> SHORT EXERCISE: Repeat every record below exactly, but leave out any pictures.

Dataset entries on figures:
-.-.-
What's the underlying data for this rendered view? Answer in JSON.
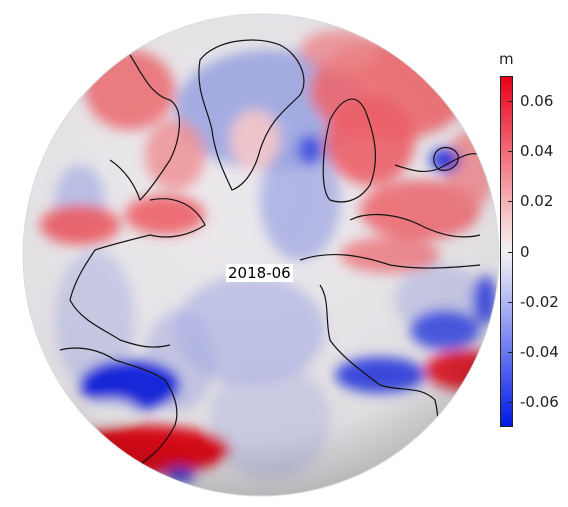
{
  "map": {
    "date_label": "2018-06",
    "projection": "orthographic globe centered on the North Atlantic",
    "colormap": "blue-white-red diverging"
  },
  "colorbar": {
    "unit": "m",
    "min": -0.07,
    "max": 0.07,
    "ticks": [
      "0.06",
      "0.04",
      "0.02",
      "0",
      "-0.02",
      "-0.04",
      "-0.06"
    ],
    "tick_values": [
      0.06,
      0.04,
      0.02,
      0,
      -0.02,
      -0.04,
      -0.06
    ],
    "colors": {
      "high": "#e8001a",
      "mid": "#f2f2f2",
      "low": "#0019e6"
    }
  }
}
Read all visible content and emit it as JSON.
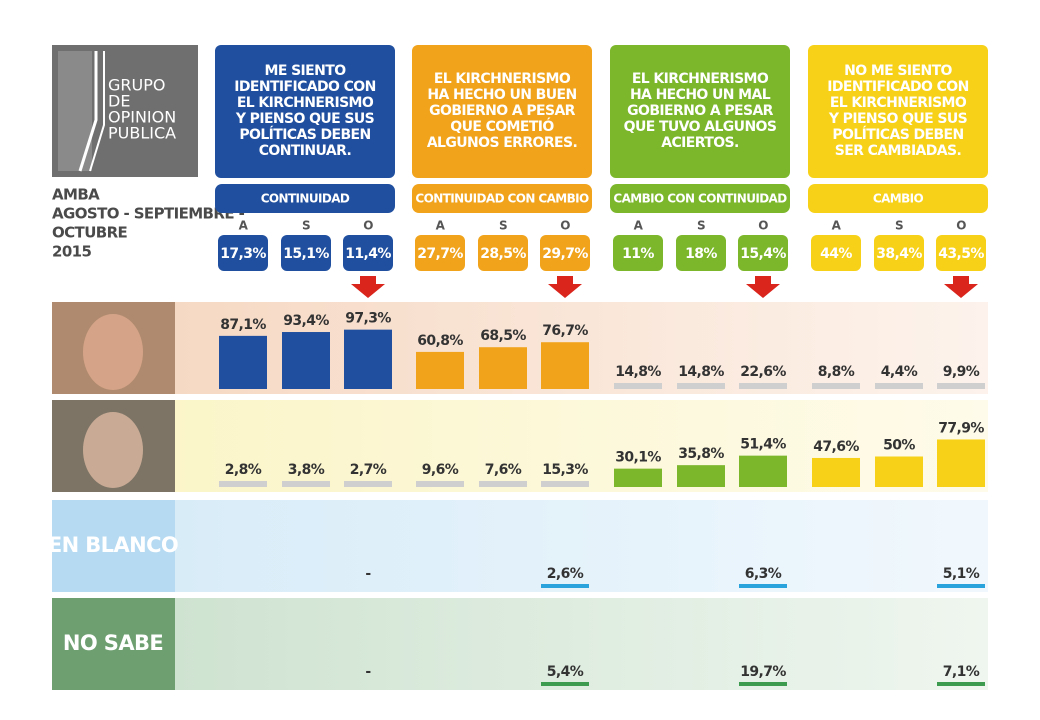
-.-.-
> PROBLEM SOLUTION:
What's the underlying data for this rendered view? Answer in JSON.
{
  "map": {
    "date_label": "2018-06",
    "projection": "orthographic globe centered on the North Atlantic",
    "colormap": "blue-white-red diverging"
  },
  "colorbar": {
    "unit": "m",
    "min": -0.07,
    "max": 0.07,
    "ticks": [
      "0.06",
      "0.04",
      "0.02",
      "0",
      "-0.02",
      "-0.04",
      "-0.06"
    ],
    "tick_values": [
      0.06,
      0.04,
      0.02,
      0,
      -0.02,
      -0.04,
      -0.06
    ],
    "colors": {
      "high": "#e8001a",
      "mid": "#f2f2f2",
      "low": "#0019e6"
    }
  }
}
Read all visible content and emit it as JSON.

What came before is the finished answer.